→ Task:
Repeat the data word for word. Do not include the pictures.

→ Items:

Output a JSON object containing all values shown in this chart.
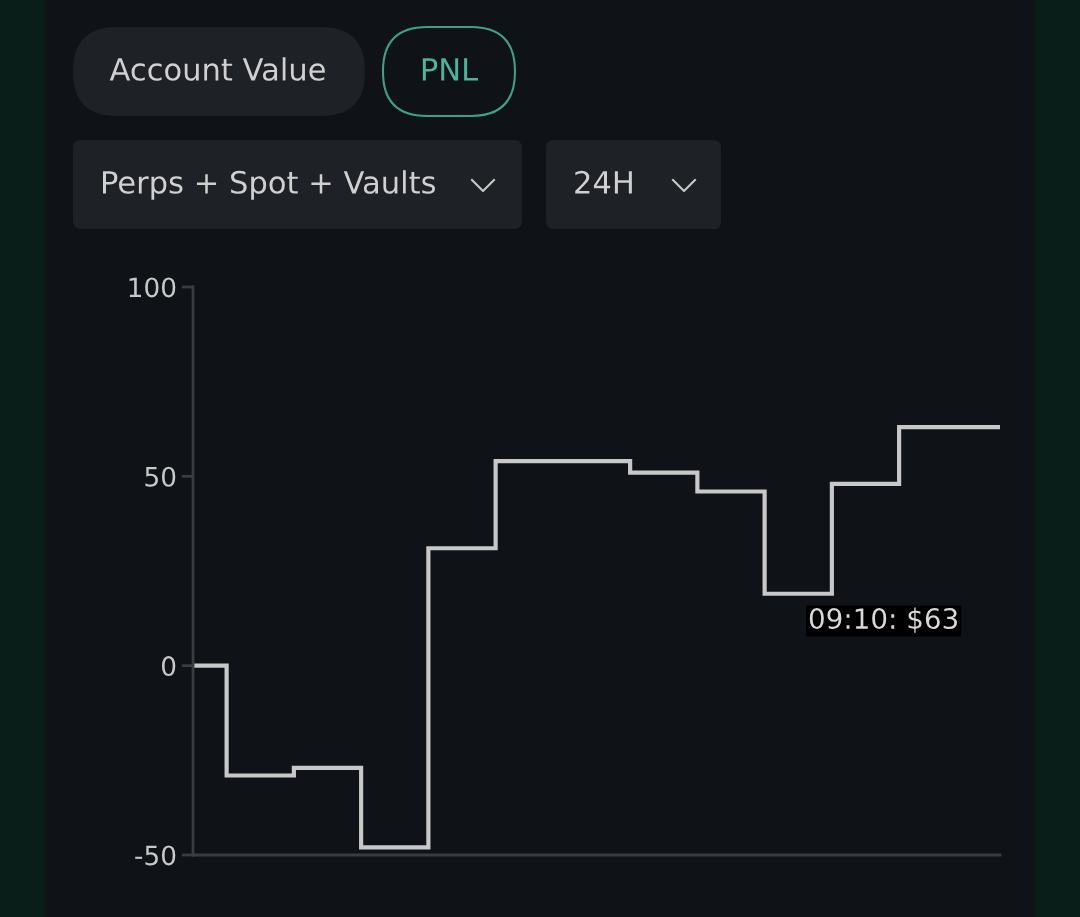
{
  "chart_data": {
    "type": "step",
    "categories": [
      null,
      null,
      null,
      null,
      null,
      null,
      null,
      null,
      null,
      null,
      null,
      null,
      null
    ],
    "series": [
      {
        "color": "#c8c8c8",
        "values": [
          0,
          -29,
          -27,
          -48,
          31,
          54,
          54,
          51,
          46,
          19,
          48,
          63,
          63
        ]
      }
    ],
    "ylim": [
      -50,
      100
    ],
    "yticks": [
      -50,
      0,
      50,
      100
    ],
    "tick_labels": "y",
    "grid": false,
    "legend": false,
    "marker": "none",
    "line_style": "solid",
    "annotations": [
      "Account Value",
      "PNL",
      "Perps + Spot + Vaults",
      "24H",
      "09:10: $63"
    ]
  }
}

→ Solution below:
Output a JSON object containing all values shown in this chart.
{
  "chart_data": {
    "type": "step",
    "categories": [
      null,
      null,
      null,
      null,
      null,
      null,
      null,
      null,
      null,
      null,
      null,
      null,
      null
    ],
    "series": [
      {
        "color": "#c8c8c8",
        "values": [
          0,
          -29,
          -27,
          -48,
          31,
          54,
          54,
          51,
          46,
          19,
          48,
          63,
          63
        ]
      }
    ],
    "ylim": [
      -50,
      100
    ],
    "yticks": [
      -50,
      0,
      50,
      100
    ],
    "tick_labels": "y",
    "grid": false,
    "legend": false,
    "marker": "none",
    "line_style": "solid",
    "annotations": [
      "Account Value",
      "PNL",
      "Perps + Spot + Vaults",
      "24H",
      "09:10: $63"
    ]
  }
}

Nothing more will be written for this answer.